** start of STORED RECORDS **

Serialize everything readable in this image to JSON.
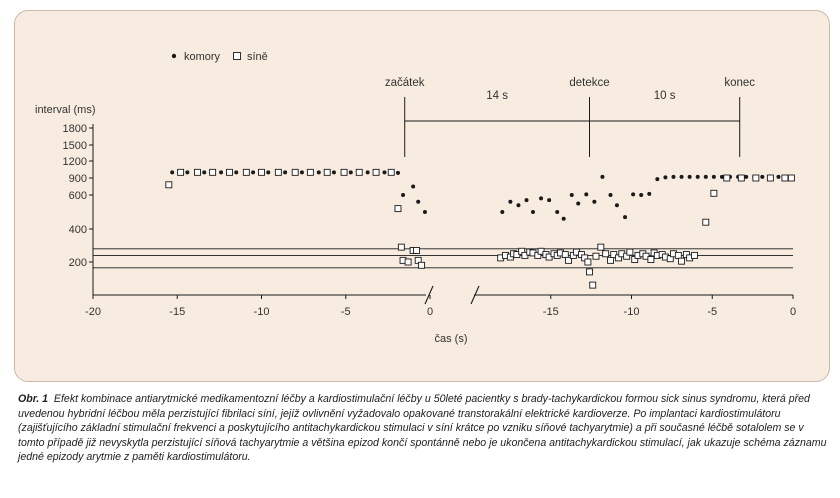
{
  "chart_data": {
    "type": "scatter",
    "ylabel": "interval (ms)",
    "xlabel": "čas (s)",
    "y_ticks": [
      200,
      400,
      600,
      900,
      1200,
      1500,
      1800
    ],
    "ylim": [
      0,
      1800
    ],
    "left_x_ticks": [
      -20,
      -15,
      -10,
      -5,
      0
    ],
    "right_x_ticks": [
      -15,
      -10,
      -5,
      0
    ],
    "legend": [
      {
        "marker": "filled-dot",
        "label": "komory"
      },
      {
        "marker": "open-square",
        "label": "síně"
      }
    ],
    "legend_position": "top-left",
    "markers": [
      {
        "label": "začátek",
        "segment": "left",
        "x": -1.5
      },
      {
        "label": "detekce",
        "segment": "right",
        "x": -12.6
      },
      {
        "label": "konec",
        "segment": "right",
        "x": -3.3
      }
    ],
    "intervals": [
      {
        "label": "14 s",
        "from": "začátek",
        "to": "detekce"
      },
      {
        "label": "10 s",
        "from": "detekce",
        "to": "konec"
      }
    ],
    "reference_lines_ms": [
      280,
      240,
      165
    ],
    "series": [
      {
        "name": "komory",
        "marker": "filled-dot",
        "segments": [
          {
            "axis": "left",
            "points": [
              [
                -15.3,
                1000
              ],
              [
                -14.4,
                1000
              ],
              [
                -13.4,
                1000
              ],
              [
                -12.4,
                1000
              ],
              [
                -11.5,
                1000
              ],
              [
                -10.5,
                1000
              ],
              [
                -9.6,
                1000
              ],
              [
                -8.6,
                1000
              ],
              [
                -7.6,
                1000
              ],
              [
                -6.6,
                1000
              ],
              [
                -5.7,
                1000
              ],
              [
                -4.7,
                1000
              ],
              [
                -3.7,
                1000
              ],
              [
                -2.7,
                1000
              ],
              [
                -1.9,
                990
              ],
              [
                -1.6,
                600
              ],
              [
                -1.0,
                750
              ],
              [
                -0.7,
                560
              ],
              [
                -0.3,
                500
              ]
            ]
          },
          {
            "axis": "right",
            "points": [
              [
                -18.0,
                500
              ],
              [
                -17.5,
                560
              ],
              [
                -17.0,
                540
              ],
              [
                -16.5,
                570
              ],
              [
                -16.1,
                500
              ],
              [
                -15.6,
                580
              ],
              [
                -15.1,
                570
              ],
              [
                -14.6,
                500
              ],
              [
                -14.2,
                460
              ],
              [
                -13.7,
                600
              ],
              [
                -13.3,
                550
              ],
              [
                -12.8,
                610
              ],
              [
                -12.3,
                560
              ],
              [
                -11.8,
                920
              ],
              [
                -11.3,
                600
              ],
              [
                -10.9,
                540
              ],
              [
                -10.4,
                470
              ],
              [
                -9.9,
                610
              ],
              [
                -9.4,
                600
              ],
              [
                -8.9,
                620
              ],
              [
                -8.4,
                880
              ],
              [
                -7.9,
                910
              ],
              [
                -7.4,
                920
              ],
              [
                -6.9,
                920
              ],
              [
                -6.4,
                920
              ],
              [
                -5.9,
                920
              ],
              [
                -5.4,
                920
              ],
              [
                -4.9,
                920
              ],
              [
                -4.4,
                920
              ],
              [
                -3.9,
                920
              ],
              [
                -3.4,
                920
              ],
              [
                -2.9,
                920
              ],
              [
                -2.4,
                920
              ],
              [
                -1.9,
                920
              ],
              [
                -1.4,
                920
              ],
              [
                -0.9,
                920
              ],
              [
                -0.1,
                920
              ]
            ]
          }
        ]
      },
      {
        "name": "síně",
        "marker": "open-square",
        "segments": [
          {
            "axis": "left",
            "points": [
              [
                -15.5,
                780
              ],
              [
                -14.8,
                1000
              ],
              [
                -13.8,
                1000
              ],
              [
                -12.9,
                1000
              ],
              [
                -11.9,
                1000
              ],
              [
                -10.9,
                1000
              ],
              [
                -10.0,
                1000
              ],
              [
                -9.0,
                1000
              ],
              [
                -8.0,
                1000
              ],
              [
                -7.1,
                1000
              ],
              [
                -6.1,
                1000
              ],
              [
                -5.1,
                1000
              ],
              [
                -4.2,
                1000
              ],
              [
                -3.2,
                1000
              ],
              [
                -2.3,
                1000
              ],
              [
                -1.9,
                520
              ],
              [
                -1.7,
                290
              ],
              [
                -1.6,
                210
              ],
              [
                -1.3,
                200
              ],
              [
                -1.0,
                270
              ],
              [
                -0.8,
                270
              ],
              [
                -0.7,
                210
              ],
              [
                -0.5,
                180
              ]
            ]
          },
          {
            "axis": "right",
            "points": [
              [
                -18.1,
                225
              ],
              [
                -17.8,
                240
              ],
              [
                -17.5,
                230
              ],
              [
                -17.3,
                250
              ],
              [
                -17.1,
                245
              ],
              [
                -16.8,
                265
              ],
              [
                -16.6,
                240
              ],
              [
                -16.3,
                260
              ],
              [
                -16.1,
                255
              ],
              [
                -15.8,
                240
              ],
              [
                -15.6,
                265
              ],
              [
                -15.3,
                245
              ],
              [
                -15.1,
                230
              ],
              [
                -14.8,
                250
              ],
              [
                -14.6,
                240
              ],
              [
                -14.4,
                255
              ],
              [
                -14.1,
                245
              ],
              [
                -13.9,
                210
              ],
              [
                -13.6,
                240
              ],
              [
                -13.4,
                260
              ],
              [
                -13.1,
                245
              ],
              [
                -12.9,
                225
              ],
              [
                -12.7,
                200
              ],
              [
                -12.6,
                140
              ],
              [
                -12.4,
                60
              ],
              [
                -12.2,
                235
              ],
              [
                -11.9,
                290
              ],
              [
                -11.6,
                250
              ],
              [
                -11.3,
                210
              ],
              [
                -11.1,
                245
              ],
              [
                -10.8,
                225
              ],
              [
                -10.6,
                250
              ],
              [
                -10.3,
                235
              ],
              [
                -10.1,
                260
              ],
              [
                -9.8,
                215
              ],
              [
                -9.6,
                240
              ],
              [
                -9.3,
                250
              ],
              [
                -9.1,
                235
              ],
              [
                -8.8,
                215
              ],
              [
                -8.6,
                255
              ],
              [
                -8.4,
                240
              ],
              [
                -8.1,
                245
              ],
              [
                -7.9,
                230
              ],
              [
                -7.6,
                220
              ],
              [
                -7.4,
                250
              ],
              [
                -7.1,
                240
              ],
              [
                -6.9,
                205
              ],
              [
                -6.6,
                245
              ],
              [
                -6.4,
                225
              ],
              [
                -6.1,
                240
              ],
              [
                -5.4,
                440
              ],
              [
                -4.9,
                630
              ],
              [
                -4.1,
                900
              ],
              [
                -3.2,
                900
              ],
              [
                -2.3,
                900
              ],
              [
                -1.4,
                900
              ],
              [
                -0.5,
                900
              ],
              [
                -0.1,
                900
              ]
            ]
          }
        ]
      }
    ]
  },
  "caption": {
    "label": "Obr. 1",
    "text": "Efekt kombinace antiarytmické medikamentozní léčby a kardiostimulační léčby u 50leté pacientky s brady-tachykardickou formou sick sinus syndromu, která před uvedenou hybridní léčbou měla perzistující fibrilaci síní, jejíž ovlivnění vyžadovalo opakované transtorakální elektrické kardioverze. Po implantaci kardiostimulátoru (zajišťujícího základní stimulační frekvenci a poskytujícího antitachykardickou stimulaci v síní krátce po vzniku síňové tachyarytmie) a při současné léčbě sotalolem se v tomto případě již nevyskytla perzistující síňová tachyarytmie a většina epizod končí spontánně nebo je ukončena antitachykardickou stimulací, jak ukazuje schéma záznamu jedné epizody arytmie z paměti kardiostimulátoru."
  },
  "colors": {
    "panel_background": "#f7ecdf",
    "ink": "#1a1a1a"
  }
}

** end of STORED RECORDS **

From the entries above, return each line with the word "detekce" in it.

## EXERCISE RESULT
        "label": "detekce",
        "to": "detekce"
        "from": "detekce",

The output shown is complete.